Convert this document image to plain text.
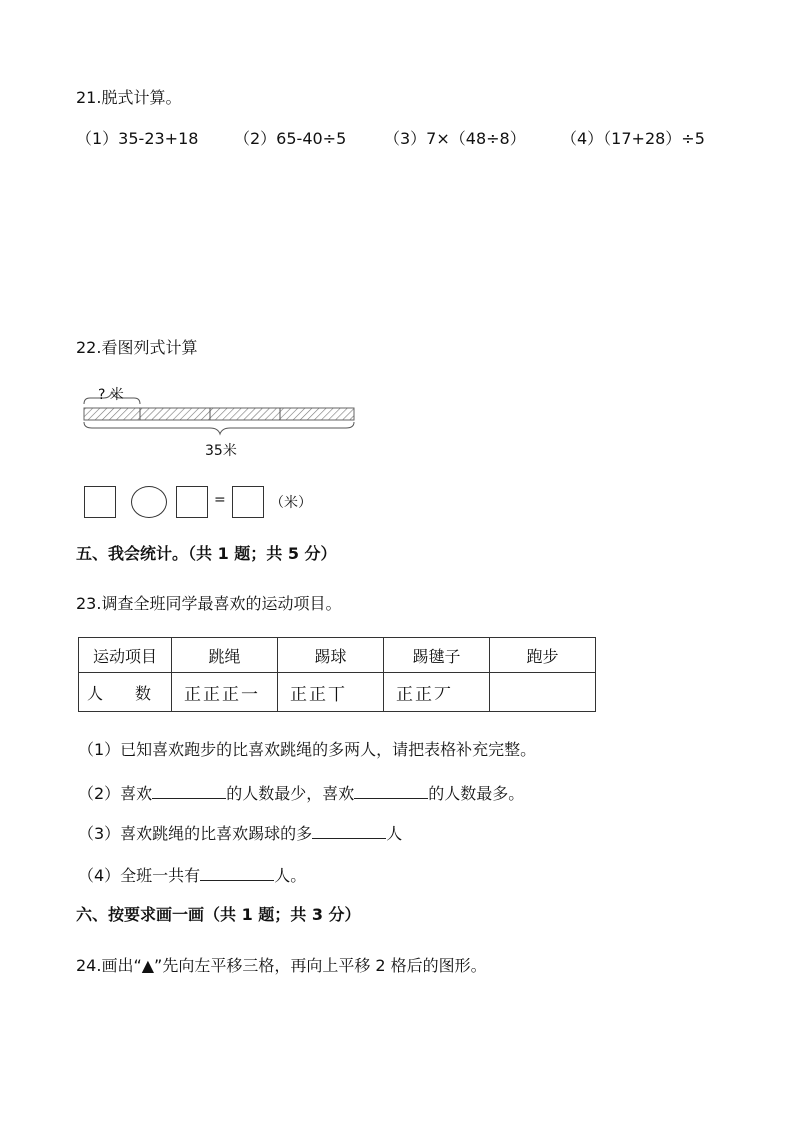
21.脱式计算。
（1）35-23+18 （2）65-40÷5 （3）7×（48÷8） （4）（17+28）÷5
22.看图列式计算
? 米
35米
=	（米）
五、我会统计。（共 1 题；共 5 分）
23.调查全班同学最喜欢的运动项目。
运动项目	跳绳	踢球	踢毽子	跑步
人　　数	正正正一	正正丅	正正丆	
（1）已知喜欢跑步的比喜欢跳绳的多两人，请把表格补充完整。
（2）喜欢	的人数最少，喜欢	的人数最多。
（3）喜欢跳绳的比喜欢踢球的多	人
（4）全班一共有	人。
六、按要求画一画（共 1 题；共 3 分）
24.画出“▲”先向左平移三格，再向上平移 2 格后的图形。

================================

## [DIRECTIONS FOR THIS TASK]
Return all of the entries exactly as written, but drop any pictures they hold.

## [OUTPUT FOR THIS EXERCISE]
Convert this document image to plain text.
21.脱式计算。
（1）35-23+18 （2）65-40÷5 （3）7×（48÷8） （4）（17+28）÷5
22.看图列式计算
? 米
35米
=	（米）
五、我会统计。（共 1 题；共 5 分）
23.调查全班同学最喜欢的运动项目。
运动项目	跳绳	踢球	踢毽子	跑步
人　　数	正正正一	正正丅	正正丆	
（1）已知喜欢跑步的比喜欢跳绳的多两人，请把表格补充完整。
（2）喜欢	的人数最少，喜欢	的人数最多。
（3）喜欢跳绳的比喜欢踢球的多	人
（4）全班一共有	人。
六、按要求画一画（共 1 题；共 3 分）
24.画出“▲”先向左平移三格，再向上平移 2 格后的图形。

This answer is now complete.